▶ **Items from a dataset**
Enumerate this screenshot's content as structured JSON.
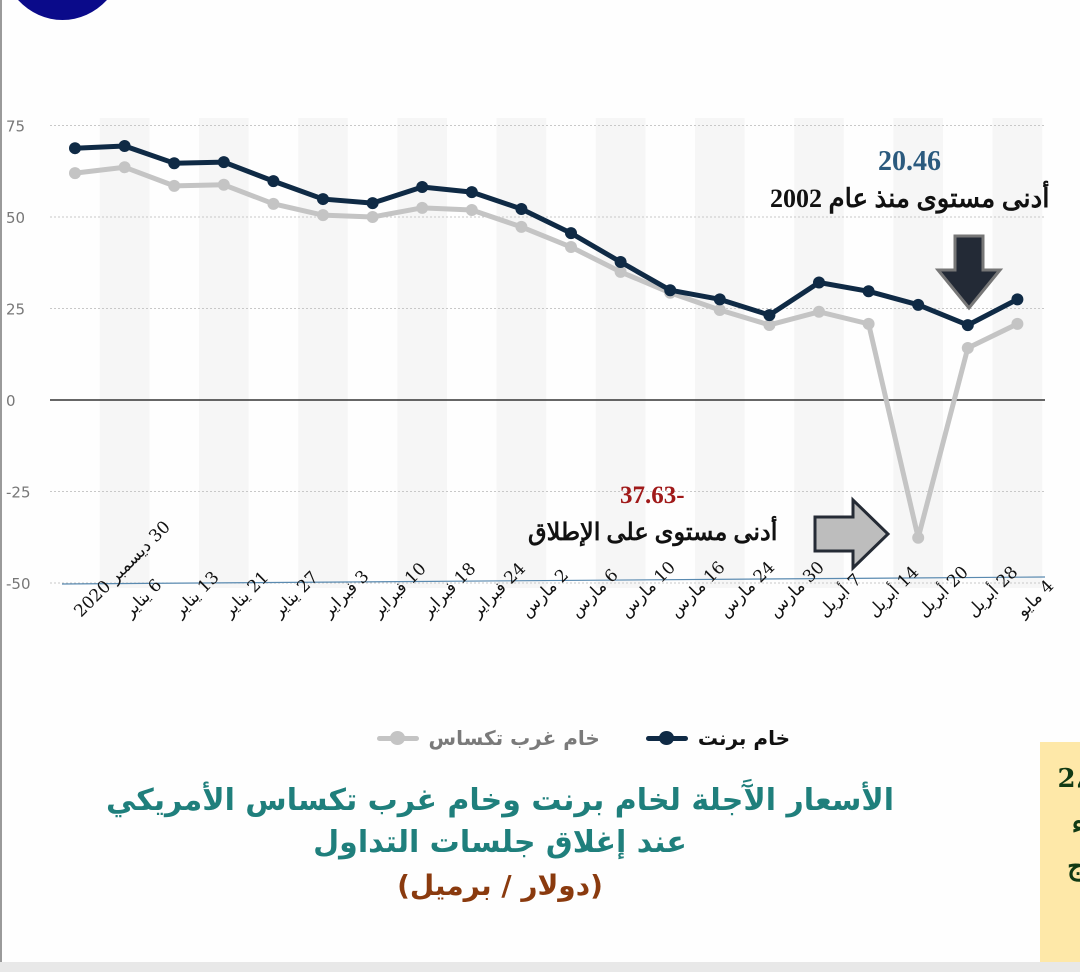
{
  "chart_data": {
    "type": "line",
    "title": "الأسعار الآجلة لخام برنت وخام غرب تكساس الأمريكي عند إغلاق جلسات التداول",
    "unit": "(دولار / برميل)",
    "xlabel": "",
    "ylabel": "",
    "ylim": [
      -50,
      75
    ],
    "yticks": [
      75,
      50,
      25,
      0,
      -25,
      -50
    ],
    "ytick_labels": [
      "75",
      "50",
      "25",
      "0",
      "-25",
      "-50"
    ],
    "grid": true,
    "legend_position": "bottom",
    "categories": [
      "30 ديسمبر 2020",
      "6 يناير",
      "13 يناير",
      "21 يناير",
      "27 يناير",
      "3 فبراير",
      "10 فبراير",
      "18 فبراير",
      "24 فبراير",
      "2 مارس",
      "6 مارس",
      "10 مارس",
      "16 مارس",
      "24 مارس",
      "30 مارس",
      "7 أبريل",
      "14 أبريل",
      "20 أبريل",
      "28 أبريل",
      "4 مايو"
    ],
    "series": [
      {
        "name": "خام برنت",
        "color": "#0f2a45",
        "values": [
          68.8,
          69.4,
          64.7,
          65.0,
          59.8,
          54.9,
          53.8,
          58.2,
          56.8,
          52.2,
          45.6,
          37.7,
          30.0,
          27.5,
          23.2,
          32.1,
          29.7,
          26.0,
          20.46,
          27.5
        ]
      },
      {
        "name": "خام غرب تكساس",
        "color": "#bdbdbd",
        "values": [
          62.0,
          63.6,
          58.5,
          58.8,
          53.6,
          50.5,
          50.0,
          52.5,
          51.9,
          47.3,
          41.8,
          35.0,
          29.3,
          24.6,
          20.5,
          24.1,
          20.8,
          -37.63,
          14.2,
          20.8
        ]
      }
    ],
    "annotations": [
      {
        "value": "20.46",
        "text": "أدنى مستوى منذ عام 2002",
        "color": "#2b5a7e",
        "series": "خام برنت",
        "index": 18
      },
      {
        "value": "-37.63",
        "text": "أدنى مستوى على الإطلاق",
        "color": "#a01a1a",
        "series": "خام غرب تكساس",
        "index": 17
      }
    ]
  },
  "legend": {
    "items": [
      {
        "label": "خام برنت",
        "color": "#0f2a45",
        "text_color": "#111111"
      },
      {
        "label": "خام غرب تكساس",
        "color": "#bdbdbd",
        "text_color": "#7a7a7a"
      }
    ]
  },
  "annotations": {
    "brent_low_value": "20.46",
    "brent_low_text": "أدنى مستوى منذ عام 2002",
    "wti_low_value": "-37.63",
    "wti_low_text": "أدنى مستوى على الإطلاق"
  },
  "title": {
    "line1": "الأسعار الآَجلة لخام برنت وخام غرب تكساس الأمريكي",
    "line2": "عند إغلاق جلسات التداول",
    "unit": "(دولار / برميل)"
  },
  "side_panel": {
    "fragments": [
      "،2",
      "ء",
      "ج"
    ]
  },
  "colors": {
    "brent": "#0f2a45",
    "wti": "#bdbdbd",
    "title": "#1f7f7c",
    "unit": "#8a3a0e",
    "brent_annot": "#2b5a7e",
    "wti_annot": "#a01a1a",
    "side_panel_bg": "#fee8a8"
  }
}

▶ **Instruction**
Output the entries above exactly, without their pictures.

▶ **Right answer**
Enumerate this screenshot's content as structured JSON.
{
  "chart_data": {
    "type": "line",
    "title": "الأسعار الآجلة لخام برنت وخام غرب تكساس الأمريكي عند إغلاق جلسات التداول",
    "unit": "(دولار / برميل)",
    "xlabel": "",
    "ylabel": "",
    "ylim": [
      -50,
      75
    ],
    "yticks": [
      75,
      50,
      25,
      0,
      -25,
      -50
    ],
    "ytick_labels": [
      "75",
      "50",
      "25",
      "0",
      "-25",
      "-50"
    ],
    "grid": true,
    "legend_position": "bottom",
    "categories": [
      "30 ديسمبر 2020",
      "6 يناير",
      "13 يناير",
      "21 يناير",
      "27 يناير",
      "3 فبراير",
      "10 فبراير",
      "18 فبراير",
      "24 فبراير",
      "2 مارس",
      "6 مارس",
      "10 مارس",
      "16 مارس",
      "24 مارس",
      "30 مارس",
      "7 أبريل",
      "14 أبريل",
      "20 أبريل",
      "28 أبريل",
      "4 مايو"
    ],
    "series": [
      {
        "name": "خام برنت",
        "color": "#0f2a45",
        "values": [
          68.8,
          69.4,
          64.7,
          65.0,
          59.8,
          54.9,
          53.8,
          58.2,
          56.8,
          52.2,
          45.6,
          37.7,
          30.0,
          27.5,
          23.2,
          32.1,
          29.7,
          26.0,
          20.46,
          27.5
        ]
      },
      {
        "name": "خام غرب تكساس",
        "color": "#bdbdbd",
        "values": [
          62.0,
          63.6,
          58.5,
          58.8,
          53.6,
          50.5,
          50.0,
          52.5,
          51.9,
          47.3,
          41.8,
          35.0,
          29.3,
          24.6,
          20.5,
          24.1,
          20.8,
          -37.63,
          14.2,
          20.8
        ]
      }
    ],
    "annotations": [
      {
        "value": "20.46",
        "text": "أدنى مستوى منذ عام 2002",
        "color": "#2b5a7e",
        "series": "خام برنت",
        "index": 18
      },
      {
        "value": "-37.63",
        "text": "أدنى مستوى على الإطلاق",
        "color": "#a01a1a",
        "series": "خام غرب تكساس",
        "index": 17
      }
    ]
  },
  "legend": {
    "items": [
      {
        "label": "خام برنت",
        "color": "#0f2a45",
        "text_color": "#111111"
      },
      {
        "label": "خام غرب تكساس",
        "color": "#bdbdbd",
        "text_color": "#7a7a7a"
      }
    ]
  },
  "annotations": {
    "brent_low_value": "20.46",
    "brent_low_text": "أدنى مستوى منذ عام 2002",
    "wti_low_value": "-37.63",
    "wti_low_text": "أدنى مستوى على الإطلاق"
  },
  "title": {
    "line1": "الأسعار الآَجلة لخام برنت وخام غرب تكساس الأمريكي",
    "line2": "عند إغلاق جلسات التداول",
    "unit": "(دولار / برميل)"
  },
  "side_panel": {
    "fragments": [
      "،2",
      "ء",
      "ج"
    ]
  },
  "colors": {
    "brent": "#0f2a45",
    "wti": "#bdbdbd",
    "title": "#1f7f7c",
    "unit": "#8a3a0e",
    "brent_annot": "#2b5a7e",
    "wti_annot": "#a01a1a",
    "side_panel_bg": "#fee8a8"
  }
}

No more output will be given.